SELECTED EXTRACT:
# Making it quieter



## andreyzw (Apr 26, 2011)

I recently got a 04 GTO with Flowtech catback and (as it turned out) without resonators. And I do not like the sound of exhaust – too much droning sound at freeway speed. So I am thinking how to make my goat sound quitter. Given that it does not have resonators if I put used OEM catback back – will it make situation much better? Will I get better improvement if I put resonators back (so far I could not find them anywhere)? I’ve seen on other forum somebody recommended to weld glasspack muffler in place of stock resonators: 



is it a bad idea?

Thanks


----------



## svede1212 (Nov 1, 2005)

The stock '04 exhaust will greatly reduce the level while keeping a nice sound and eliminate any drone. If you're not going to do a lot of engine modding you'll notice no reduction in power. Many have considered the '04 GTO sound one of the best stock muscle car sounds.


----------



## motoristx (Apr 27, 2010)

SHORT PROBLEM A: Rewrite the records from the line with "404, 486, 406]" through the end of the records, changing "interactable" to "clickable" and leaving everything else unchanged.

Element region listings
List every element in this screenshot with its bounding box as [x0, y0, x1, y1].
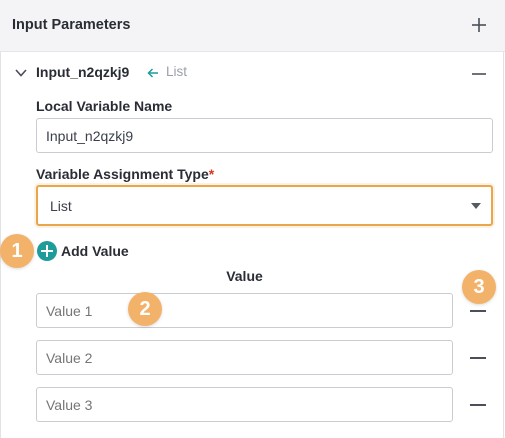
remove-value-3-icon[interactable]	[470, 404, 486, 406]
chevron-down-icon[interactable]	[14, 66, 28, 80]
value-column-header: Value	[226, 268, 263, 284]
minus-icon[interactable]	[470, 69, 488, 79]
assignment-type-label: Variable Assignment Type*	[36, 166, 215, 182]
caret-down-icon	[471, 203, 481, 209]
required-marker: *	[208, 166, 215, 182]
assignment-type-select[interactable]: List	[36, 185, 493, 226]
remove-value-1-icon[interactable]	[470, 310, 486, 312]
input-name: Input_n2qzkj9	[36, 64, 130, 80]
input-section-header[interactable]: Input_n2qzkj9 List	[0, 56, 505, 88]
local-variable-label: Local Variable Name	[36, 98, 173, 114]
input-type-tag: List	[166, 64, 188, 79]
arrow-left-icon	[147, 68, 158, 78]
callout-badge-3: 3	[462, 270, 496, 304]
value-input-1[interactable]	[36, 293, 453, 328]
assignment-type-value: List	[50, 198, 72, 214]
panel-header: Input Parameters	[0, 0, 505, 52]
callout-badge-2: 2	[128, 292, 162, 326]
local-variable-input[interactable]	[36, 118, 493, 153]
plus-icon[interactable]	[470, 16, 488, 34]
value-input-2[interactable]	[36, 340, 453, 375]
plus-circle-icon[interactable]	[37, 241, 57, 261]
value-input-3[interactable]	[36, 387, 453, 422]
remove-value-2-icon[interactable]	[470, 357, 486, 359]
panel-title: Input Parameters	[12, 17, 131, 33]
callout-badge-1: 1	[0, 234, 34, 268]
add-value-button[interactable]: Add Value	[61, 243, 129, 259]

SHORT PROBLEM B: Extend the forum thread about quieting the exhaust drone on a 2004 GTO, picking up after its last line.

WRITTEN ANSWER A:
remove-value-3-icon[clickable]	[470, 404, 486, 406]
chevron-down-icon[clickable]	[14, 66, 28, 80]
value-column-header: Value	[226, 268, 263, 284]
minus-icon[clickable]	[470, 69, 488, 79]
assignment-type-label: Variable Assignment Type*	[36, 166, 215, 182]
caret-down-icon	[471, 203, 481, 209]
required-marker: *	[208, 166, 215, 182]
assignment-type-select[clickable]: List	[36, 185, 493, 226]
remove-value-1-icon[clickable]	[470, 310, 486, 312]
input-name: Input_n2qzkj9	[36, 64, 130, 80]
input-section-header[clickable]: Input_n2qzkj9 List	[0, 56, 505, 88]
local-variable-label: Local Variable Name	[36, 98, 173, 114]
input-type-tag: List	[166, 64, 188, 79]
arrow-left-icon	[147, 68, 158, 78]
callout-badge-3: 3	[462, 270, 496, 304]
value-input-1[clickable]	[36, 293, 453, 328]
assignment-type-value: List	[50, 198, 72, 214]
panel-header: Input Parameters	[0, 0, 505, 52]
callout-badge-2: 2	[128, 292, 162, 326]
local-variable-input[clickable]	[36, 118, 493, 153]
plus-icon[clickable]	[470, 16, 488, 34]
value-input-2[clickable]	[36, 340, 453, 375]
plus-circle-icon[clickable]	[37, 241, 57, 261]
value-input-3[clickable]	[36, 387, 453, 422]
remove-value-2-icon[clickable]	[470, 357, 486, 359]
panel-title: Input Parameters	[12, 17, 131, 33]
callout-badge-1: 1	[0, 234, 34, 268]
add-value-button[clickable]: Add Value	[61, 243, 129, 259]

WRITTEN ANSWER B:
do like me. get one of those car audio shops to put dynomat under your back seat and and along the trunk just behind the seat. it will make a huge differance and should cost less then buying new exhuast. It cost $300 to do mine.

lol, i couln't hear my radio, it was either make the radio loud or, make the inside of the car quite. Dyno mat was way cheaper, and I can hear my radio even at highway speeds! unless windows are down


----------



## andreyzw (Apr 26, 2011)

Thanks, I will look into dynomat thing. But I already ordered stock 04 exhaust - will see next week if car gets quiet with it. On the other hand – after couple weeks of owning that GTO I am starting to digg its rumble


----------



## andreyzw (Apr 26, 2011)

Installed used OEM catback couple days ago - it sounds phenomenal. Noticeable when I need it and whisper quiet when I don’t.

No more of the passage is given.